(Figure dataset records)
------------------------------------------------------------

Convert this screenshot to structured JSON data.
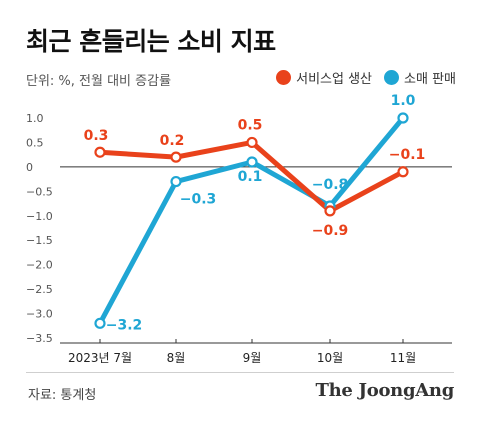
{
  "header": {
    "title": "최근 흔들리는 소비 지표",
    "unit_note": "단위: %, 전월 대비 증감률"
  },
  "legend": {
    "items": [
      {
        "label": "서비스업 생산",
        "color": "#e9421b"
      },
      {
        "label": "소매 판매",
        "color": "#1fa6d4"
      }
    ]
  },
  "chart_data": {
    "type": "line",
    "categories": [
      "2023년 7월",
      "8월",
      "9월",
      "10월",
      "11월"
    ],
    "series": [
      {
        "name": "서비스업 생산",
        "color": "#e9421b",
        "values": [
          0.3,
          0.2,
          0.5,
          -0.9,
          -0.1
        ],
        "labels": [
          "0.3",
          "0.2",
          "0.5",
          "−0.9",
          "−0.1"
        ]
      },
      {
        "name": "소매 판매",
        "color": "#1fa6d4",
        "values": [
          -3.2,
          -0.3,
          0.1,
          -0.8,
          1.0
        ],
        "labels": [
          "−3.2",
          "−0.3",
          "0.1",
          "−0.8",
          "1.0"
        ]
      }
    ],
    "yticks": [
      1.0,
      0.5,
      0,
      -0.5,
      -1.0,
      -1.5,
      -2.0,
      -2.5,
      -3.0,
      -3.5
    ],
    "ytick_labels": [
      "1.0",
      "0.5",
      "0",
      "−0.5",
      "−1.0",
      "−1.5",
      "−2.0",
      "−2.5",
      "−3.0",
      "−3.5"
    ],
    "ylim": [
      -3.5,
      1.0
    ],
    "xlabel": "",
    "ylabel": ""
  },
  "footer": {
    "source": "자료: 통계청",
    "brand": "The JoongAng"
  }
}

------------------------------------------------------------

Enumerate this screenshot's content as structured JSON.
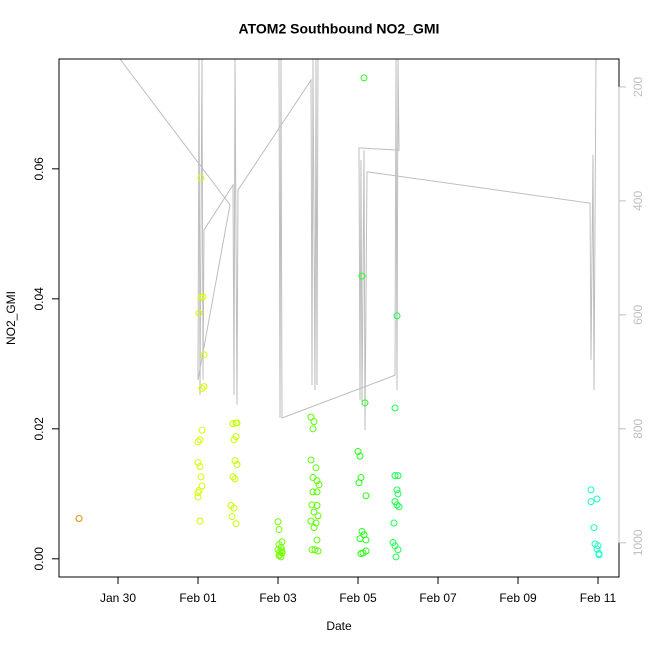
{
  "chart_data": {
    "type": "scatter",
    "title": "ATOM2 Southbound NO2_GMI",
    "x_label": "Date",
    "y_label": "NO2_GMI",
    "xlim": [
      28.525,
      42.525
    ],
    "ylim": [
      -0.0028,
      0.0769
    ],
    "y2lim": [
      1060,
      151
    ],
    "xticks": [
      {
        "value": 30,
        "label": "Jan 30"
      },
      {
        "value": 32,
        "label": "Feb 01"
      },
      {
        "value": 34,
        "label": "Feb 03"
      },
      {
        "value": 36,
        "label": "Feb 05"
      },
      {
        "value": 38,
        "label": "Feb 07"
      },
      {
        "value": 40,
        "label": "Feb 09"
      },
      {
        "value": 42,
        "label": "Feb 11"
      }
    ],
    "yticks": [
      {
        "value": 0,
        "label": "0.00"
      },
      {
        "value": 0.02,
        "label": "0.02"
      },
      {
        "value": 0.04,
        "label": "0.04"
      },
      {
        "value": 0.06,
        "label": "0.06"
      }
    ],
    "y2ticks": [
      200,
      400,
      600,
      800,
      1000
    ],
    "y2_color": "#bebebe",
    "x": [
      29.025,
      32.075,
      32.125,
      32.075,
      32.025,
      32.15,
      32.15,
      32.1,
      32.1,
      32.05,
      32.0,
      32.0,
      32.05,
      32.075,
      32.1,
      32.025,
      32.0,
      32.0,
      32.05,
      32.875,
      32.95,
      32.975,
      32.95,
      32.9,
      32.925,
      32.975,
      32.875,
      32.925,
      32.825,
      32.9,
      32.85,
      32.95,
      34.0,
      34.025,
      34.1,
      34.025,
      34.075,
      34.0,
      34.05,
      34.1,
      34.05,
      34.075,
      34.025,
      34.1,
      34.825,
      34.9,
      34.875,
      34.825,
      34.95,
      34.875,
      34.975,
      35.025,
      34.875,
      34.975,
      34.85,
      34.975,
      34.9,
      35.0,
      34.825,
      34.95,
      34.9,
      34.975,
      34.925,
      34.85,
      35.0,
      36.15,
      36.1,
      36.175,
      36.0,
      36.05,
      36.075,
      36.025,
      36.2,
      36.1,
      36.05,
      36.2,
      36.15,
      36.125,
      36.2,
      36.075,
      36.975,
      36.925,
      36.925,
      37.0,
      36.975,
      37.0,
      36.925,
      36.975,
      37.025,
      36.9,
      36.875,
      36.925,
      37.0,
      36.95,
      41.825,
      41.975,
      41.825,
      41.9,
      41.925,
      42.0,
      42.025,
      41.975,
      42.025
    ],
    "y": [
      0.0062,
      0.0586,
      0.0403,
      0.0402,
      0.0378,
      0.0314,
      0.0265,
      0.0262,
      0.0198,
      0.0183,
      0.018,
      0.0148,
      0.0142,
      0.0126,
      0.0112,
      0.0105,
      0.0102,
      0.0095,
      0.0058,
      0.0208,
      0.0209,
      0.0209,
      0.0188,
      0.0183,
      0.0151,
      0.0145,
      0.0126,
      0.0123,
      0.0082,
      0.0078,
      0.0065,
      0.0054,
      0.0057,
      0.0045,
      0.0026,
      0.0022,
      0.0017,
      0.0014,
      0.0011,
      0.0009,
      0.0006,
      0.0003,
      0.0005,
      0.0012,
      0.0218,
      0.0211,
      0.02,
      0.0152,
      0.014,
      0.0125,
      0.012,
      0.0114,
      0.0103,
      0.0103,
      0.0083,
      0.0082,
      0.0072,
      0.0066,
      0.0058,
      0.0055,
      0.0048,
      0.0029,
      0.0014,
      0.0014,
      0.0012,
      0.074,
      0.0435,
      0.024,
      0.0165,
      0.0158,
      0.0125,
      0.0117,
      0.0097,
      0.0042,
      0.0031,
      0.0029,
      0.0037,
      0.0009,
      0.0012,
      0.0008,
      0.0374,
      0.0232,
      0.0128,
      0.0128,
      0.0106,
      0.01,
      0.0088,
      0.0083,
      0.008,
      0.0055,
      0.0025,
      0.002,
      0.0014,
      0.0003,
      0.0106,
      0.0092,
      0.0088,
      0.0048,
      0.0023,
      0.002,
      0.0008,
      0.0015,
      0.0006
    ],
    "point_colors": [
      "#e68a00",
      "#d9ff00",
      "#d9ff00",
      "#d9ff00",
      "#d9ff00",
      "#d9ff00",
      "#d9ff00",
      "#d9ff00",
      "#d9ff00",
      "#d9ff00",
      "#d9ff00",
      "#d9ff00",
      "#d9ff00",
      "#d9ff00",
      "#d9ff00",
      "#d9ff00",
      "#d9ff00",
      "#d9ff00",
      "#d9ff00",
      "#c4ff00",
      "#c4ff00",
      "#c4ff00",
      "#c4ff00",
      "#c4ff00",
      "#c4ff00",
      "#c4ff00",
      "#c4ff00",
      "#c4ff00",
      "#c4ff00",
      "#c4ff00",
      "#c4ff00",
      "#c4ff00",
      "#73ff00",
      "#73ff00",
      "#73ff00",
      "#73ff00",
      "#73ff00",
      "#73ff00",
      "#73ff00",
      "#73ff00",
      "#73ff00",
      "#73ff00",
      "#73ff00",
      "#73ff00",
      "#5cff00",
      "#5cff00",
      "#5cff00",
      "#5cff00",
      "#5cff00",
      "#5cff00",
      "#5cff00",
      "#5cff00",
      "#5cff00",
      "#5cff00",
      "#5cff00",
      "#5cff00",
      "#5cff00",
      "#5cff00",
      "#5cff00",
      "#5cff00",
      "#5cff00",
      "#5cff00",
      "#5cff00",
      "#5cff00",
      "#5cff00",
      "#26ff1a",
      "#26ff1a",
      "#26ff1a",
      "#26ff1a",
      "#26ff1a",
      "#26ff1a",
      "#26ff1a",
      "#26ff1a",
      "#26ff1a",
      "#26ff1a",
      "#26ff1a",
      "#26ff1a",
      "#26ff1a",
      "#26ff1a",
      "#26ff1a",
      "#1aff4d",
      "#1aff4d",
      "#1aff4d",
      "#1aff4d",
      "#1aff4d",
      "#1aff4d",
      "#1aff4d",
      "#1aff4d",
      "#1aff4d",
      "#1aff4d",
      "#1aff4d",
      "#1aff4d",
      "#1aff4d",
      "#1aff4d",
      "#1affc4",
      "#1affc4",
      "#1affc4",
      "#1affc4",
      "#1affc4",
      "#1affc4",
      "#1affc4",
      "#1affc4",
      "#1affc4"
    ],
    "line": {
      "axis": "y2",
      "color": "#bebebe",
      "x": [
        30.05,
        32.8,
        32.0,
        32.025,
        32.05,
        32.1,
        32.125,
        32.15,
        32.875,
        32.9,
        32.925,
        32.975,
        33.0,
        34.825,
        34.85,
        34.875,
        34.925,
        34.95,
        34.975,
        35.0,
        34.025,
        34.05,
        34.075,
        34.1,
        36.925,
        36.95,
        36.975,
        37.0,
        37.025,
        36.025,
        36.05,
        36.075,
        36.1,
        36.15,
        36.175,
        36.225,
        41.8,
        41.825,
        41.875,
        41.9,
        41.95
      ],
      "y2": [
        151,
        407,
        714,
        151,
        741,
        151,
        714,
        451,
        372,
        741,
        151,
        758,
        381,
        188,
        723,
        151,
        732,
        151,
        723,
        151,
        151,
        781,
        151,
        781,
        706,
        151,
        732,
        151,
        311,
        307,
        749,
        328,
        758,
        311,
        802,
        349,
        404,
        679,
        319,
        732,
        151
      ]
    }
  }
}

------------------------------------------------------------

Respond with nothing but the number of lines in the entries that contain the string "screenshot".

[Exercise output] 2